### The task
Copy every line of the listing exactly.

Dataset records:
--- START ---

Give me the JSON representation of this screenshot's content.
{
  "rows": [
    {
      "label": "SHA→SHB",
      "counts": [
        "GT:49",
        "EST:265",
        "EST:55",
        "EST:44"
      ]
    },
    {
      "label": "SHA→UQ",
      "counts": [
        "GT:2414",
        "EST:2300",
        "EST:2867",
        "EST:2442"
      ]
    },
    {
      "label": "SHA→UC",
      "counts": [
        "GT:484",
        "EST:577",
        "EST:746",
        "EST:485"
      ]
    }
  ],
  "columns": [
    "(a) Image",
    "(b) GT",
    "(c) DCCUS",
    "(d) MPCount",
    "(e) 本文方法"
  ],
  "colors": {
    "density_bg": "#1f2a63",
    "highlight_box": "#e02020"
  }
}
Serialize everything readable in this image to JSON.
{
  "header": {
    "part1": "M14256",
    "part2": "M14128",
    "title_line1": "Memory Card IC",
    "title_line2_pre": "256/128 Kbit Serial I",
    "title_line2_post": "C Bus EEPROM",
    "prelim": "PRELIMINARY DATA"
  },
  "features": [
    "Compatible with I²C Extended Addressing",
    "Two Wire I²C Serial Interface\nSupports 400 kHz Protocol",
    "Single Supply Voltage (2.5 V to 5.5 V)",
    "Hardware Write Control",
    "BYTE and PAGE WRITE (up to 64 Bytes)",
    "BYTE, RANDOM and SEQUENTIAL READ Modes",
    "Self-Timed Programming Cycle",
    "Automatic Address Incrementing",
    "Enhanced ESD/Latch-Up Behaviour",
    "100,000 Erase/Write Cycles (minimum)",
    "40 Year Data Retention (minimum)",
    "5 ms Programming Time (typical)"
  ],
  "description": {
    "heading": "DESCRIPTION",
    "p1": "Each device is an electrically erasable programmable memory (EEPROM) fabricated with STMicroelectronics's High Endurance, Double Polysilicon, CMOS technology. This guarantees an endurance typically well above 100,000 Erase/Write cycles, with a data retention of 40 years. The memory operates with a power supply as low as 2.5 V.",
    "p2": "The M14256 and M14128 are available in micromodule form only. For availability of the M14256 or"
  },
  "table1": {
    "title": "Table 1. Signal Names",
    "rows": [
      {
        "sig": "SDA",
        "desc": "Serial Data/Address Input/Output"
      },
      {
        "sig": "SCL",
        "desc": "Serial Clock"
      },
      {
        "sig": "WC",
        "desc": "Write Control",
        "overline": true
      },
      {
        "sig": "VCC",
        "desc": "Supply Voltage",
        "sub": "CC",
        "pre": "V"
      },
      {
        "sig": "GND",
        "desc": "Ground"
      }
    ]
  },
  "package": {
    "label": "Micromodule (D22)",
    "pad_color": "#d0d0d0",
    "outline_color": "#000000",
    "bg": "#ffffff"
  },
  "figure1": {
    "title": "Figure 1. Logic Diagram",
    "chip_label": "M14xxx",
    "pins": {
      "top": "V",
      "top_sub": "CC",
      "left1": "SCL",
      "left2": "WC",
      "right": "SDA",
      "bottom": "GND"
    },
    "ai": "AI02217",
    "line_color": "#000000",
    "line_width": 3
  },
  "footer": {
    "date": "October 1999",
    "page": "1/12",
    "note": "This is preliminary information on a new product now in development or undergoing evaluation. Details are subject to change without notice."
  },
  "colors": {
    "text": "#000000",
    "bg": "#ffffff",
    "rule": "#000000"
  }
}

--- END ---

### Task result
Give me the JSON representation of this screenshot's content.
{
  "rows": [
    {
      "label": "SHA→SHB",
      "counts": [
        "GT:49",
        "EST:265",
        "EST:55",
        "EST:44"
      ]
    },
    {
      "label": "SHA→UQ",
      "counts": [
        "GT:2414",
        "EST:2300",
        "EST:2867",
        "EST:2442"
      ]
    },
    {
      "label": "SHA→UC",
      "counts": [
        "GT:484",
        "EST:577",
        "EST:746",
        "EST:485"
      ]
    }
  ],
  "columns": [
    "(a) Image",
    "(b) GT",
    "(c) DCCUS",
    "(d) MPCount",
    "(e) 本文方法"
  ],
  "colors": {
    "density_bg": "#1f2a63",
    "highlight_box": "#e02020"
  }
}
Serialize everything readable in this image to JSON.
{
  "header": {
    "part1": "M14256",
    "part2": "M14128",
    "title_line1": "Memory Card IC",
    "title_line2_pre": "256/128 Kbit Serial I",
    "title_line2_post": "C Bus EEPROM",
    "prelim": "PRELIMINARY DATA"
  },
  "features": [
    "Compatible with I²C Extended Addressing",
    "Two Wire I²C Serial Interface\nSupports 400 kHz Protocol",
    "Single Supply Voltage (2.5 V to 5.5 V)",
    "Hardware Write Control",
    "BYTE and PAGE WRITE (up to 64 Bytes)",
    "BYTE, RANDOM and SEQUENTIAL READ Modes",
    "Self-Timed Programming Cycle",
    "Automatic Address Incrementing",
    "Enhanced ESD/Latch-Up Behaviour",
    "100,000 Erase/Write Cycles (minimum)",
    "40 Year Data Retention (minimum)",
    "5 ms Programming Time (typical)"
  ],
  "description": {
    "heading": "DESCRIPTION",
    "p1": "Each device is an electrically erasable programmable memory (EEPROM) fabricated with STMicroelectronics's High Endurance, Double Polysilicon, CMOS technology. This guarantees an endurance typically well above 100,000 Erase/Write cycles, with a data retention of 40 years. The memory operates with a power supply as low as 2.5 V.",
    "p2": "The M14256 and M14128 are available in micromodule form only. For availability of the M14256 or"
  },
  "table1": {
    "title": "Table 1. Signal Names",
    "rows": [
      {
        "sig": "SDA",
        "desc": "Serial Data/Address Input/Output"
      },
      {
        "sig": "SCL",
        "desc": "Serial Clock"
      },
      {
        "sig": "WC",
        "desc": "Write Control",
        "overline": true
      },
      {
        "sig": "VCC",
        "desc": "Supply Voltage",
        "sub": "CC",
        "pre": "V"
      },
      {
        "sig": "GND",
        "desc": "Ground"
      }
    ]
  },
  "package": {
    "label": "Micromodule (D22)",
    "pad_color": "#d0d0d0",
    "outline_color": "#000000",
    "bg": "#ffffff"
  },
  "figure1": {
    "title": "Figure 1. Logic Diagram",
    "chip_label": "M14xxx",
    "pins": {
      "top": "V",
      "top_sub": "CC",
      "left1": "SCL",
      "left2": "WC",
      "right": "SDA",
      "bottom": "GND"
    },
    "ai": "AI02217",
    "line_color": "#000000",
    "line_width": 3
  },
  "footer": {
    "date": "October 1999",
    "page": "1/12",
    "note": "This is preliminary information on a new product now in development or undergoing evaluation. Details are subject to change without notice."
  },
  "colors": {
    "text": "#000000",
    "bg": "#ffffff",
    "rule": "#000000"
  }
}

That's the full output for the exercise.